- Exercise prompt
Every record below should be transcribed exactly. Omit the images.

---

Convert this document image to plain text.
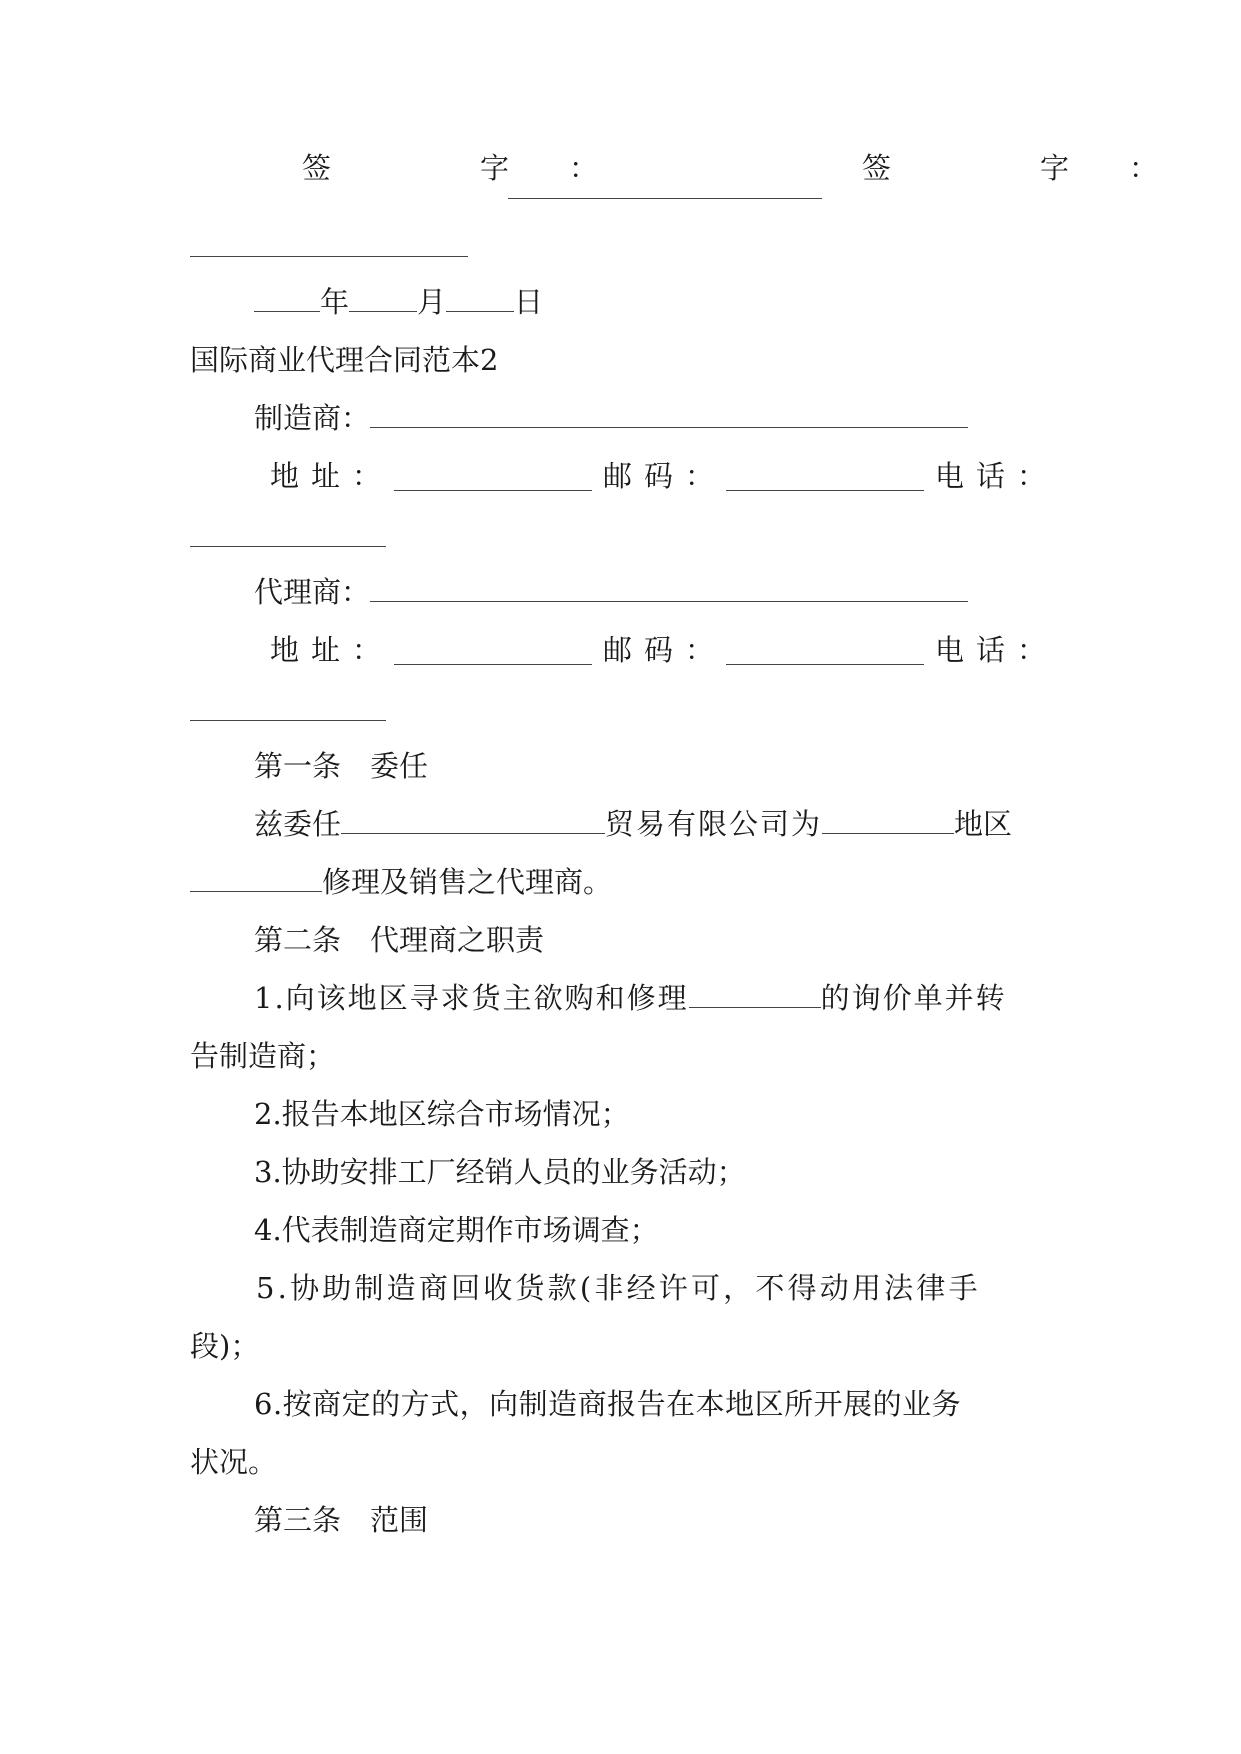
签　字：	签　字：
年 月 日
国际商业代理合同范本2
制造商：
地址：	邮码：	电话：
代理商：
地址：	邮码：	电话：
第一条　委任
兹委任	贸易有限公司为	地区
修理及销售之代理商。
第二条　代理商之职责
1.向该地区寻求货主欲购和修理	的询价单并转
告制造商；
2.报告本地区综合市场情况；
3.协助安排工厂经销人员的业务活动；
4.代表制造商定期作市场调查；
5.协助制造商回收货款(非经许可，不得动用法律手
段)；
6.按商定的方式，向制造商报告在本地区所开展的业务
状况。
第三条　范围
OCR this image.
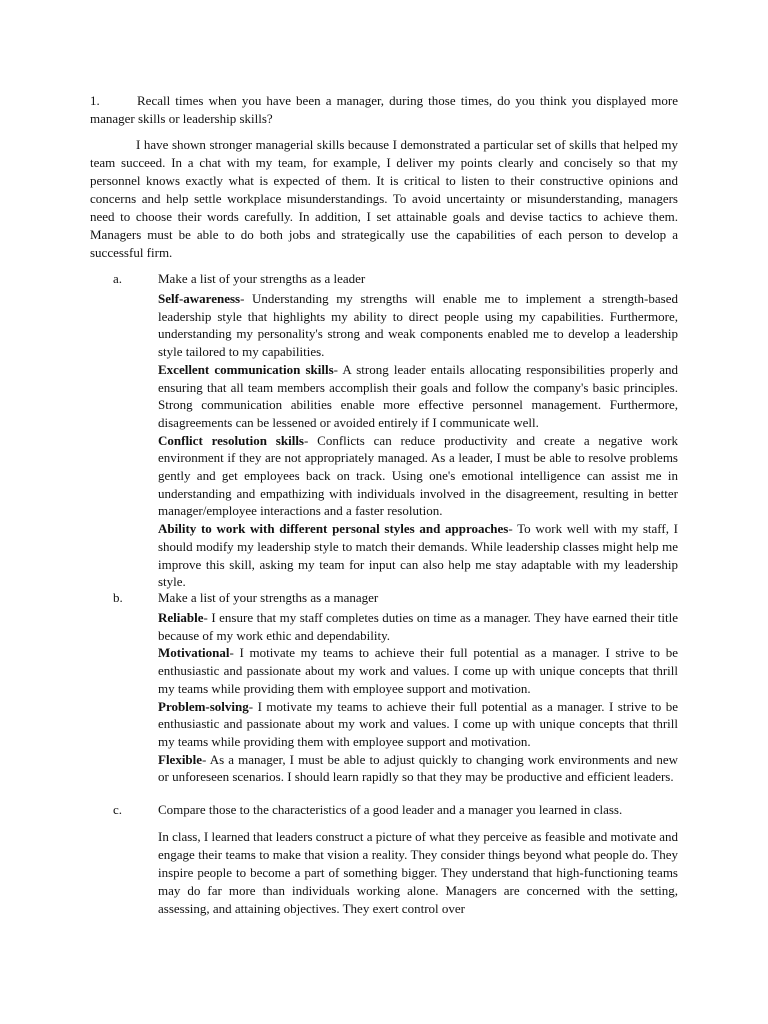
1.	Recall times when you have been a manager, during those times, do you think you displayed more manager skills or leadership skills?
I have shown stronger managerial skills because I demonstrated a particular set of skills that helped my team succeed. In a chat with my team, for example, I deliver my points clearly and concisely so that my personnel knows exactly what is expected of them. It is critical to listen to their constructive opinions and concerns and help settle workplace misunderstandings. To avoid uncertainty or misunderstanding, managers need to choose their words carefully. In addition, I set attainable goals and devise tactics to achieve them. Managers must be able to do both jobs and strategically use the capabilities of each person to develop a successful firm.
a.	Make a list of your strengths as a leader
Self-awareness- Understanding my strengths will enable me to implement a strength-based leadership style that highlights my ability to direct people using my capabilities. Furthermore, understanding my personality's strong and weak components enabled me to develop a leadership style tailored to my capabilities.
Excellent communication skills- A strong leader entails allocating responsibilities properly and ensuring that all team members accomplish their goals and follow the company's basic principles. Strong communication abilities enable more effective personnel management. Furthermore, disagreements can be lessened or avoided entirely if I communicate well.
Conflict resolution skills- Conflicts can reduce productivity and create a negative work environment if they are not appropriately managed. As a leader, I must be able to resolve problems gently and get employees back on track. Using one's emotional intelligence can assist me in understanding and empathizing with individuals involved in the disagreement, resulting in better manager/employee interactions and a faster resolution.
Ability to work with different personal styles and approaches- To work well with my staff, I should modify my leadership style to match their demands. While leadership classes might help me improve this skill, asking my team for input can also help me stay adaptable with my leadership style.
b.	Make a list of your strengths as a manager
Reliable- I ensure that my staff completes duties on time as a manager. They have earned their title because of my work ethic and dependability.
Motivational- I motivate my teams to achieve their full potential as a manager. I strive to be enthusiastic and passionate about my work and values. I come up with unique concepts that thrill my teams while providing them with employee support and motivation.
Problem-solving- I motivate my teams to achieve their full potential as a manager. I strive to be enthusiastic and passionate about my work and values. I come up with unique concepts that thrill my teams while providing them with employee support and motivation.
Flexible- As a manager, I must be able to adjust quickly to changing work environments and new or unforeseen scenarios. I should learn rapidly so that they may be productive and efficient leaders.
c.	Compare those to the characteristics of a good leader and a manager you learned in class.
In class, I learned that leaders construct a picture of what they perceive as feasible and motivate and engage their teams to make that vision a reality. They consider things beyond what people do. They inspire people to become a part of something bigger. They understand that high-functioning teams may do far more than individuals working alone. Managers are concerned with the setting, assessing, and attaining objectives. They exert control over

---

- Finished exercise
Convert this document image to plain text.
签　字：	签　字：
年 月 日
国际商业代理合同范本2
制造商：
地址：	邮码：	电话：
代理商：
地址：	邮码：	电话：
第一条　委任
兹委任	贸易有限公司为	地区
修理及销售之代理商。
第二条　代理商之职责
1.向该地区寻求货主欲购和修理	的询价单并转
告制造商；
2.报告本地区综合市场情况；
3.协助安排工厂经销人员的业务活动；
4.代表制造商定期作市场调查；
5.协助制造商回收货款(非经许可，不得动用法律手
段)；
6.按商定的方式，向制造商报告在本地区所开展的业务
状况。
第三条　范围
OCR this image.
1.	Recall times when you have been a manager, during those times, do you think you displayed more manager skills or leadership skills?
I have shown stronger managerial skills because I demonstrated a particular set of skills that helped my team succeed. In a chat with my team, for example, I deliver my points clearly and concisely so that my personnel knows exactly what is expected of them. It is critical to listen to their constructive opinions and concerns and help settle workplace misunderstandings. To avoid uncertainty or misunderstanding, managers need to choose their words carefully. In addition, I set attainable goals and devise tactics to achieve them. Managers must be able to do both jobs and strategically use the capabilities of each person to develop a successful firm.
a.	Make a list of your strengths as a leader
Self-awareness- Understanding my strengths will enable me to implement a strength-based leadership style that highlights my ability to direct people using my capabilities. Furthermore, understanding my personality's strong and weak components enabled me to develop a leadership style tailored to my capabilities.
Excellent communication skills- A strong leader entails allocating responsibilities properly and ensuring that all team members accomplish their goals and follow the company's basic principles. Strong communication abilities enable more effective personnel management. Furthermore, disagreements can be lessened or avoided entirely if I communicate well.
Conflict resolution skills- Conflicts can reduce productivity and create a negative work environment if they are not appropriately managed. As a leader, I must be able to resolve problems gently and get employees back on track. Using one's emotional intelligence can assist me in understanding and empathizing with individuals involved in the disagreement, resulting in better manager/employee interactions and a faster resolution.
Ability to work with different personal styles and approaches- To work well with my staff, I should modify my leadership style to match their demands. While leadership classes might help me improve this skill, asking my team for input can also help me stay adaptable with my leadership style.
b.	Make a list of your strengths as a manager
Reliable- I ensure that my staff completes duties on time as a manager. They have earned their title because of my work ethic and dependability.
Motivational- I motivate my teams to achieve their full potential as a manager. I strive to be enthusiastic and passionate about my work and values. I come up with unique concepts that thrill my teams while providing them with employee support and motivation.
Problem-solving- I motivate my teams to achieve their full potential as a manager. I strive to be enthusiastic and passionate about my work and values. I come up with unique concepts that thrill my teams while providing them with employee support and motivation.
Flexible- As a manager, I must be able to adjust quickly to changing work environments and new or unforeseen scenarios. I should learn rapidly so that they may be productive and efficient leaders.
c.	Compare those to the characteristics of a good leader and a manager you learned in class.
In class, I learned that leaders construct a picture of what they perceive as feasible and motivate and engage their teams to make that vision a reality. They consider things beyond what people do. They inspire people to become a part of something bigger. They understand that high-functioning teams may do far more than individuals working alone. Managers are concerned with the setting, assessing, and attaining objectives. They exert control over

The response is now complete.